◆ **Problem details**:
Each line of the listing that contains the word "Actualizar" is to be copied.

◆ **Data in this exercise**:

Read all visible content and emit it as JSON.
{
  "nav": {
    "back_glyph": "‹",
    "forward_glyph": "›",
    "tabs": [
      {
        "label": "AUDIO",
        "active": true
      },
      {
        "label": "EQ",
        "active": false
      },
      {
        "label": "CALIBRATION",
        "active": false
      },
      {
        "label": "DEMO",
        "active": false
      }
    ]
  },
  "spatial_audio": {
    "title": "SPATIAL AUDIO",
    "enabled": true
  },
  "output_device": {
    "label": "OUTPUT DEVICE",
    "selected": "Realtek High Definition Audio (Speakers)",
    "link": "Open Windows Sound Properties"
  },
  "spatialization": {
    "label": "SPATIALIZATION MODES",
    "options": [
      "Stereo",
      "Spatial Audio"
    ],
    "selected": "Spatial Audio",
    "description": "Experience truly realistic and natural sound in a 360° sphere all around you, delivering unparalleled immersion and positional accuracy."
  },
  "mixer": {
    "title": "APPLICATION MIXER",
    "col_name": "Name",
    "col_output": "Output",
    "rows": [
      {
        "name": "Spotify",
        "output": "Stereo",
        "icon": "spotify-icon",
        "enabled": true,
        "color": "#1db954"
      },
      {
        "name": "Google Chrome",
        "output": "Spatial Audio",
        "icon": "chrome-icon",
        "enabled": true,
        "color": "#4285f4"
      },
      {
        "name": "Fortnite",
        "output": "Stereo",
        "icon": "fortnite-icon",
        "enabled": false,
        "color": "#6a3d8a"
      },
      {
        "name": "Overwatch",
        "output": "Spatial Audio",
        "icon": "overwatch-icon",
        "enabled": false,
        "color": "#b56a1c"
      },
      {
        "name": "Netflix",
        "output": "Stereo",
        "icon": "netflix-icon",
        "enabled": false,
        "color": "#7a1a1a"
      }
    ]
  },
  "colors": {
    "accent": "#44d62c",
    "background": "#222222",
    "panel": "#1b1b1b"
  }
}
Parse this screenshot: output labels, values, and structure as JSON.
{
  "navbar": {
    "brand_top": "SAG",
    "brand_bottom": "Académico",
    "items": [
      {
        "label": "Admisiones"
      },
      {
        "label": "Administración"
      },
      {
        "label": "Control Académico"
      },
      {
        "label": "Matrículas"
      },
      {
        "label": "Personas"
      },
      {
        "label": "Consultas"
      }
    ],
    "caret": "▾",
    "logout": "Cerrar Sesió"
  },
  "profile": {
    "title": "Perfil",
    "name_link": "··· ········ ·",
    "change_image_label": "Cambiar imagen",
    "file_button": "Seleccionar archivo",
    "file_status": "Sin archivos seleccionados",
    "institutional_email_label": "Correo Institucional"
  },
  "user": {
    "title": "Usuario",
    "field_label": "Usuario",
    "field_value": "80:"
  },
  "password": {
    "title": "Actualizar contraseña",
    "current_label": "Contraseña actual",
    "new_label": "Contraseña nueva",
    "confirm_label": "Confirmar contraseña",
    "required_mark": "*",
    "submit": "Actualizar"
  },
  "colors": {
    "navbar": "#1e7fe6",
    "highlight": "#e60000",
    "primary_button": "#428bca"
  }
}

--

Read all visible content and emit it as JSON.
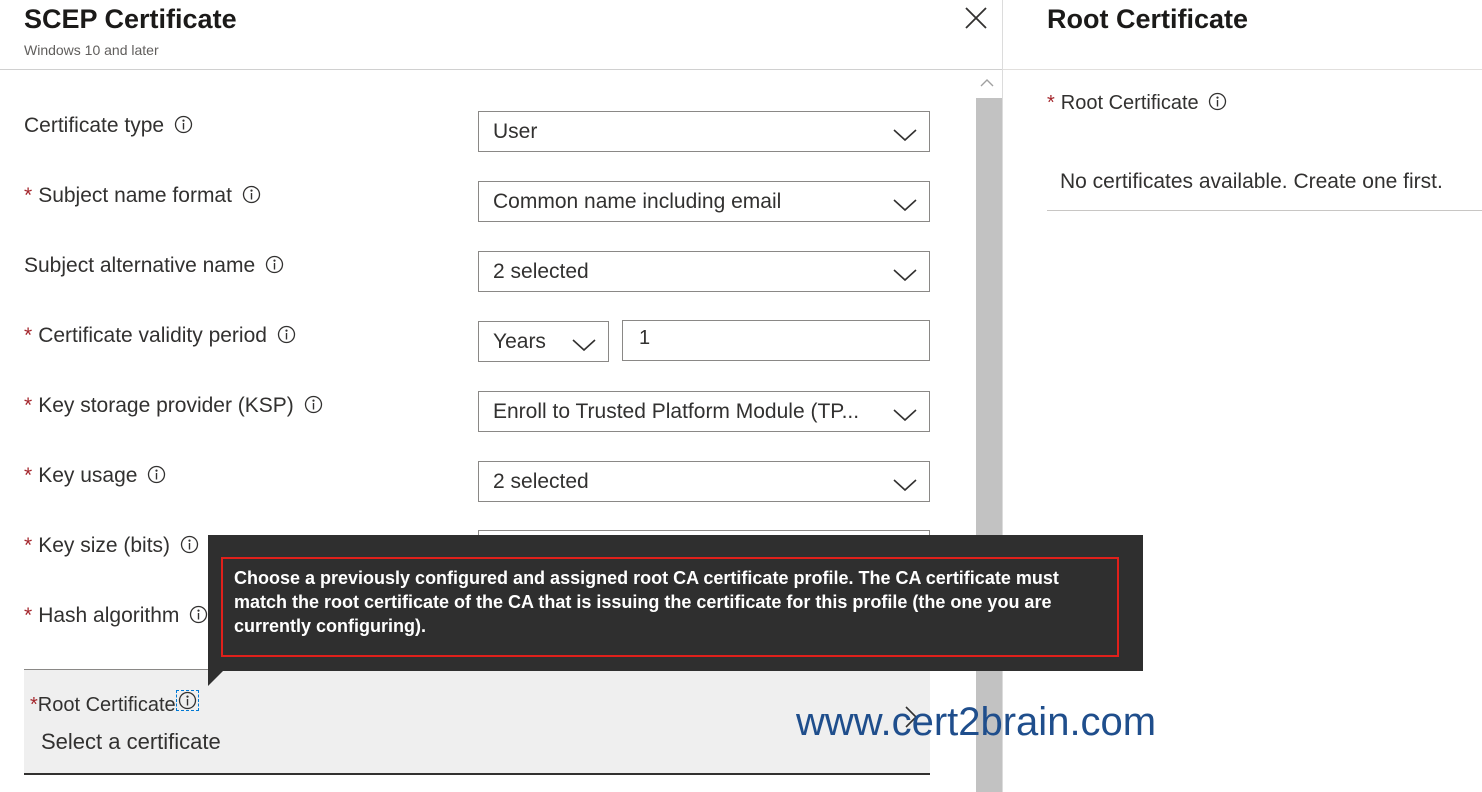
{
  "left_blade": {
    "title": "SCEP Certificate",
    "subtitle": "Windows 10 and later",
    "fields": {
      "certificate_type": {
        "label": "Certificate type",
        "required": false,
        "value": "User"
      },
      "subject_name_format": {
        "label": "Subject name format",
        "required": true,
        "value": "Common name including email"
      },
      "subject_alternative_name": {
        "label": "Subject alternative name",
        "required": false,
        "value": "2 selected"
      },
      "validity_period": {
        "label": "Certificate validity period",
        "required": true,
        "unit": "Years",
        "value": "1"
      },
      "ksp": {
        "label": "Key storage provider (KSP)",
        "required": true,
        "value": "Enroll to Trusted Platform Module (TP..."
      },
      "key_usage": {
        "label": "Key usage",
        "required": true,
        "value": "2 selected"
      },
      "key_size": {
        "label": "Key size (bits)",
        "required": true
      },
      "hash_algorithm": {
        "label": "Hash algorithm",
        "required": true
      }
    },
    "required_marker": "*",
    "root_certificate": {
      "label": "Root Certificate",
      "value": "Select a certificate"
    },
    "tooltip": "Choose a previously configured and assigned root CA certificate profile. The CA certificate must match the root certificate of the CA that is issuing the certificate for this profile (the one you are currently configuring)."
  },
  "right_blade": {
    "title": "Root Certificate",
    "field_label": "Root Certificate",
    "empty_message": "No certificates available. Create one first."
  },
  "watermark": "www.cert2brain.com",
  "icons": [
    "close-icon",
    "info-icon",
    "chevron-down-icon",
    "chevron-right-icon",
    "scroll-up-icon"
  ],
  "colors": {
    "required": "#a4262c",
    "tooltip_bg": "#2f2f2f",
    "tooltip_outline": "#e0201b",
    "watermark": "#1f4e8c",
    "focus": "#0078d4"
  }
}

◆ **Task response**:
    "title": "Actualizar contraseña",
    "submit": "Actualizar"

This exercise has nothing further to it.